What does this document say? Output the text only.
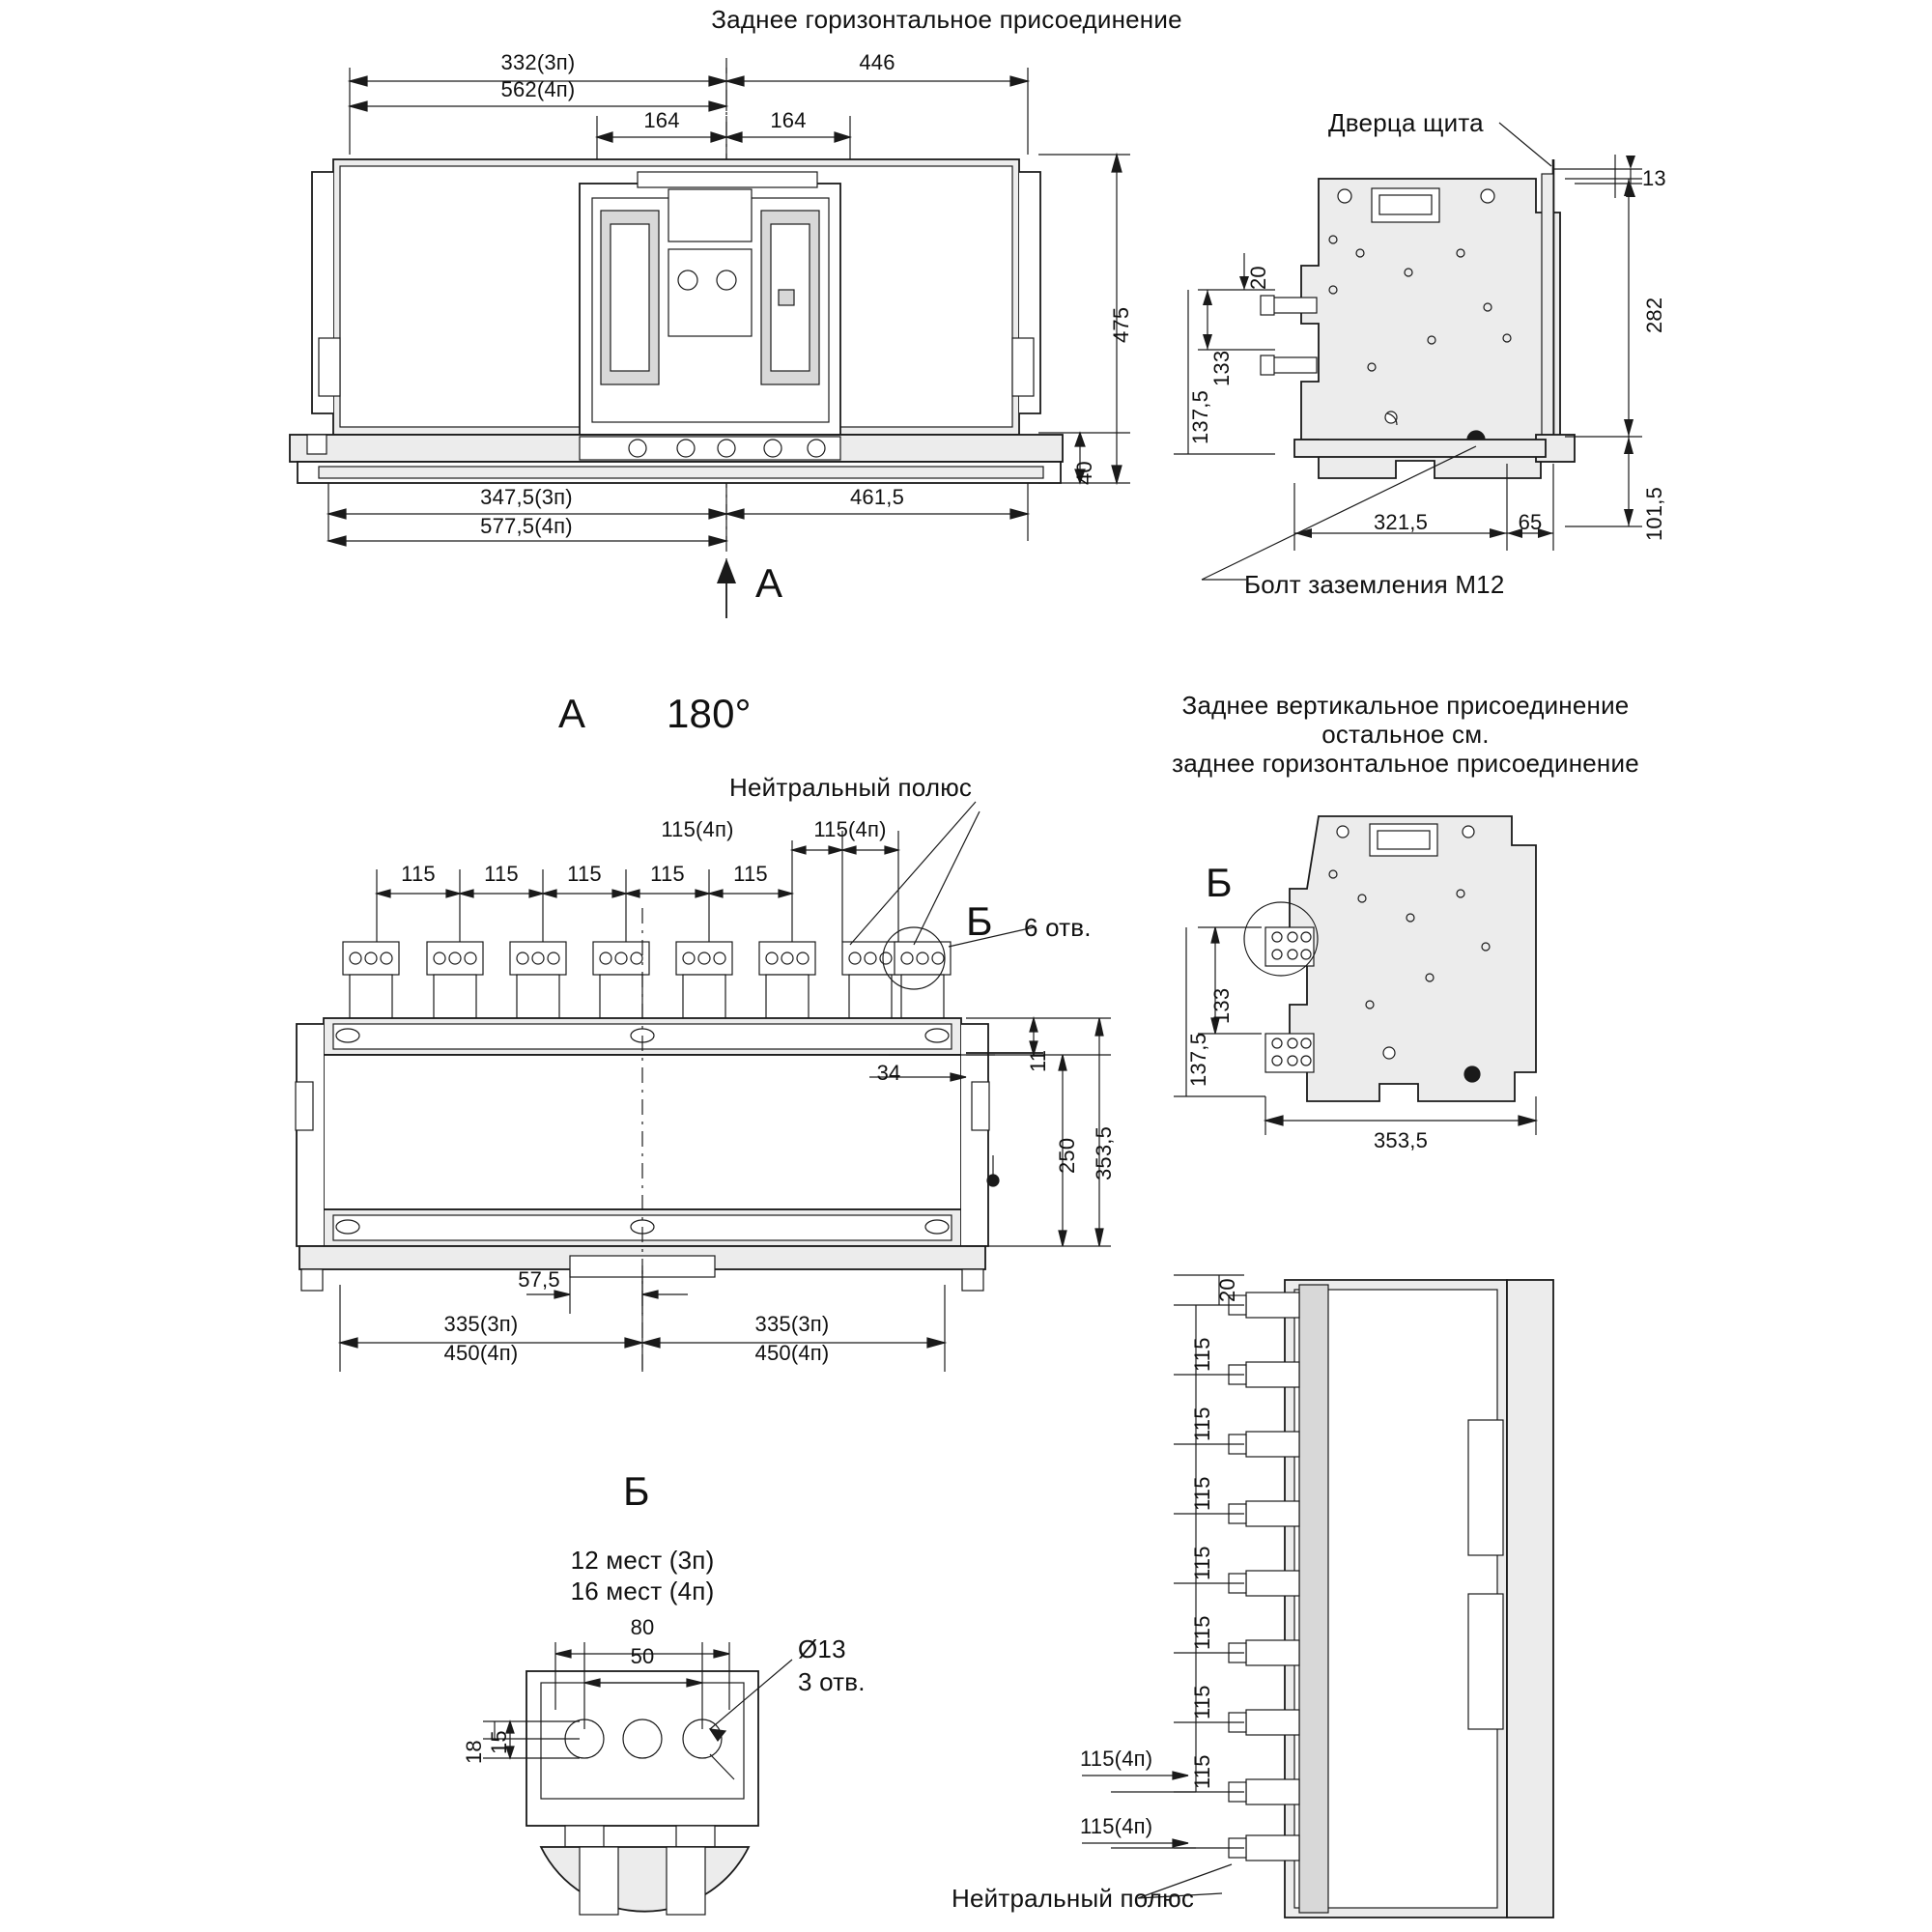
Заднее горизонтальное присоединение
332(3п)
562(4п)
446
164	164
475
40
347,5(3п)
577,5(4п)
461,5
А
Дверца щита
13
20
133
137,5
282
321,5	65	101,5
Болт заземления М12
А 180°	Заднее вертикальное присоединение
остальное см.
заднее горизонтальное присоединение
Нейтральный полюс
115(4п)	115(4п)
115 115 115 115 115
Б 6 отв.
34	11
250 353,5
57,5
335(3п)
450(4п)
335(3п)
450(4п)
Б
133
137,5
353,5
20
115
115
115
115
115
115
115
115(4п)
115(4п)
Нейтральный полюс
Б
12 мест (3п)
16 мест (4п)
80
50	Ø13
3 отв.
18 15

What the task asks:
Images do not belong in the copy; reproduce all other parts of the records above verbatim.

Correct result:
What does this document say? Output the text only.
Заднее горизонтальное присоединение
332(3п)
562(4п)
446
164	164
475
40
347,5(3п)
577,5(4п)
461,5
А
Дверца щита
13
20
133
137,5
282
321,5	65	101,5
Болт заземления М12
А 180°	Заднее вертикальное присоединение
остальное см.
заднее горизонтальное присоединение
Нейтральный полюс
115(4п)	115(4п)
115 115 115 115 115
Б 6 отв.
34	11
250 353,5
57,5
335(3п)
450(4п)
335(3п)
450(4п)
Б
133
137,5
353,5
20
115
115
115
115
115
115
115
115(4п)
115(4п)
Нейтральный полюс
Б
12 мест (3п)
16 мест (4п)
80
50	Ø13
3 отв.
18 15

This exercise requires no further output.